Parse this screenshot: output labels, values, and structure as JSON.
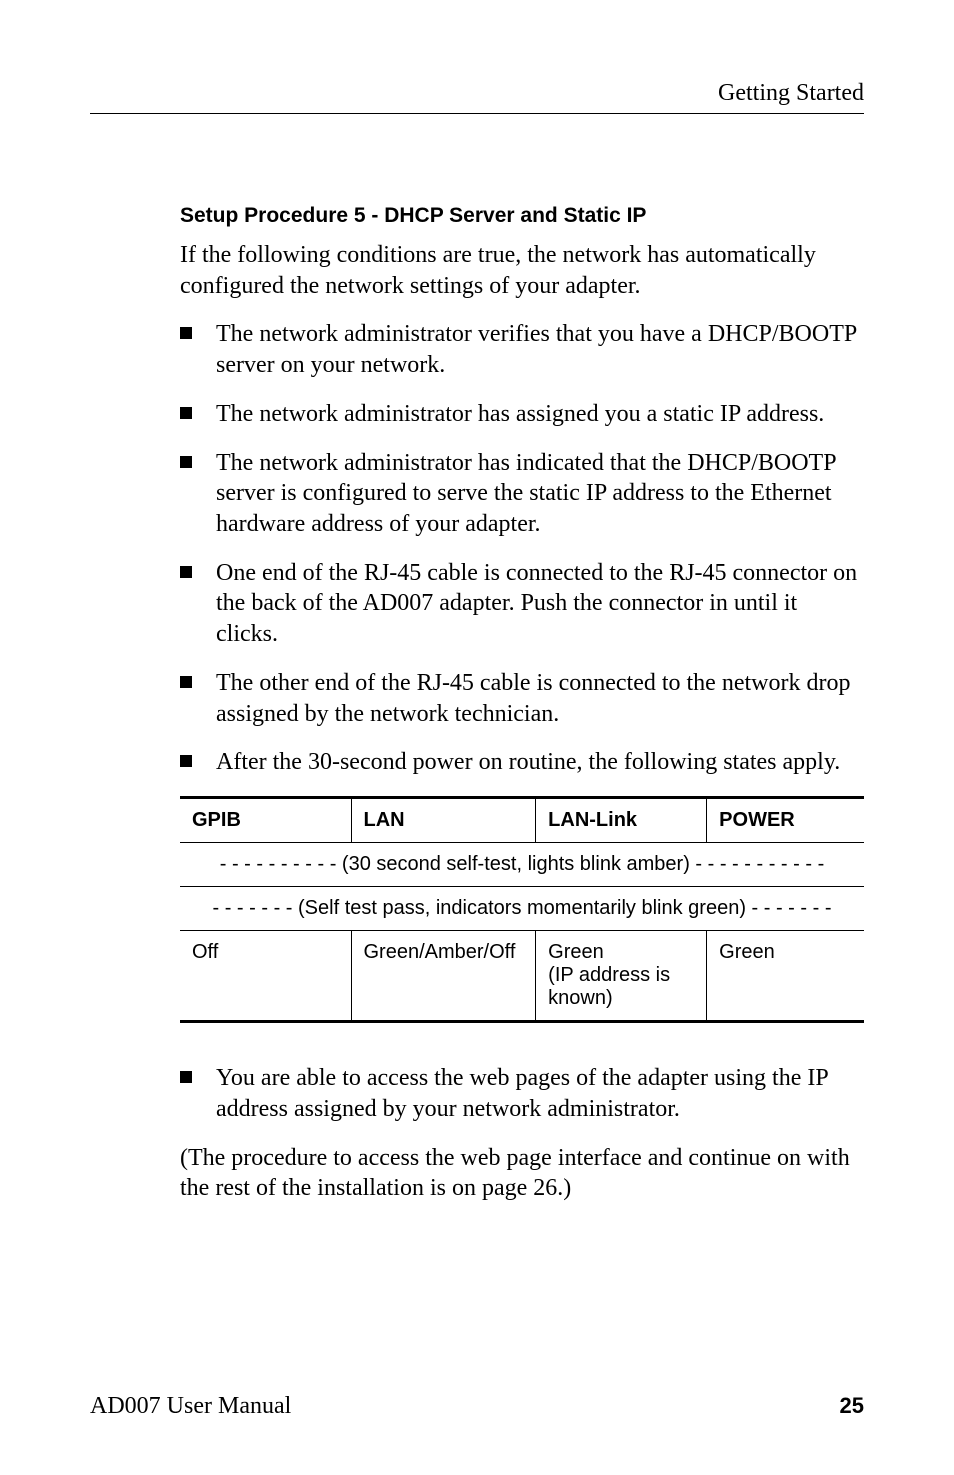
{
  "header": {
    "chapter": "Getting Started"
  },
  "section": {
    "heading": "Setup Procedure 5 -  DHCP Server and Static IP"
  },
  "intro": "If the following conditions are true, the network has automatically configured the network settings of your adapter.",
  "bullets_top": [
    "The network administrator verifies that you have a DHCP/BOOTP server on your network.",
    "The network administrator has assigned you a static IP address.",
    "The network administrator has indicated that the DHCP/BOOTP server is configured to serve the static IP address to the Ethernet hardware address of your adapter.",
    "One end of the RJ-45 cable is connected to the RJ-45 connector on the back of the AD007 adapter. Push the connector in until it clicks.",
    "The other end of the RJ-45 cable is connected to the network drop assigned by the network technician.",
    "After the 30-second power on routine, the following states apply."
  ],
  "table": {
    "columns": [
      "GPIB",
      "LAN",
      "LAN-Link",
      "POWER"
    ],
    "label_row_1": "- - - - - - - - - - (30 second self-test, lights blink amber) - - - - - - - - - - -",
    "label_row_2": "- - - - - - - (Self test pass, indicators momentarily blink green) - - - - - - -",
    "data_row": {
      "gpib": "Off",
      "lan": "Green/Amber/Off",
      "lan_link": "Green\n(IP address is known)",
      "power": "Green"
    },
    "header_fontsize": 21,
    "cell_fontsize": 20,
    "border_color": "#000000",
    "background_color": "#ffffff",
    "column_widths_pct": [
      25,
      27,
      25,
      23
    ]
  },
  "bullets_bottom": [
    "You are able to access the web pages of the adapter using the IP address assigned by your network administrator."
  ],
  "closing": "(The procedure to access the web page interface and continue on with the rest of the installation is on page 26.)",
  "footer": {
    "manual": "AD007 User Manual",
    "page": "25"
  }
}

▶ _What is being asked_
Reproduce each record above by retyping it exactly; omit all images.

▶ _Exercise output_
Parse this screenshot: output labels, values, and structure as JSON.
{
  "header": {
    "chapter": "Getting Started"
  },
  "section": {
    "heading": "Setup Procedure 5 -  DHCP Server and Static IP"
  },
  "intro": "If the following conditions are true, the network has automatically configured the network settings of your adapter.",
  "bullets_top": [
    "The network administrator verifies that you have a DHCP/BOOTP server on your network.",
    "The network administrator has assigned you a static IP address.",
    "The network administrator has indicated that the DHCP/BOOTP server is configured to serve the static IP address to the Ethernet hardware address of your adapter.",
    "One end of the RJ-45 cable is connected to the RJ-45 connector on the back of the AD007 adapter. Push the connector in until it clicks.",
    "The other end of the RJ-45 cable is connected to the network drop assigned by the network technician.",
    "After the 30-second power on routine, the following states apply."
  ],
  "table": {
    "columns": [
      "GPIB",
      "LAN",
      "LAN-Link",
      "POWER"
    ],
    "label_row_1": "- - - - - - - - - - (30 second self-test, lights blink amber) - - - - - - - - - - -",
    "label_row_2": "- - - - - - - (Self test pass, indicators momentarily blink green) - - - - - - -",
    "data_row": {
      "gpib": "Off",
      "lan": "Green/Amber/Off",
      "lan_link": "Green\n(IP address is known)",
      "power": "Green"
    },
    "header_fontsize": 21,
    "cell_fontsize": 20,
    "border_color": "#000000",
    "background_color": "#ffffff",
    "column_widths_pct": [
      25,
      27,
      25,
      23
    ]
  },
  "bullets_bottom": [
    "You are able to access the web pages of the adapter using the IP address assigned by your network administrator."
  ],
  "closing": "(The procedure to access the web page interface and continue on with the rest of the installation is on page 26.)",
  "footer": {
    "manual": "AD007 User Manual",
    "page": "25"
  }
}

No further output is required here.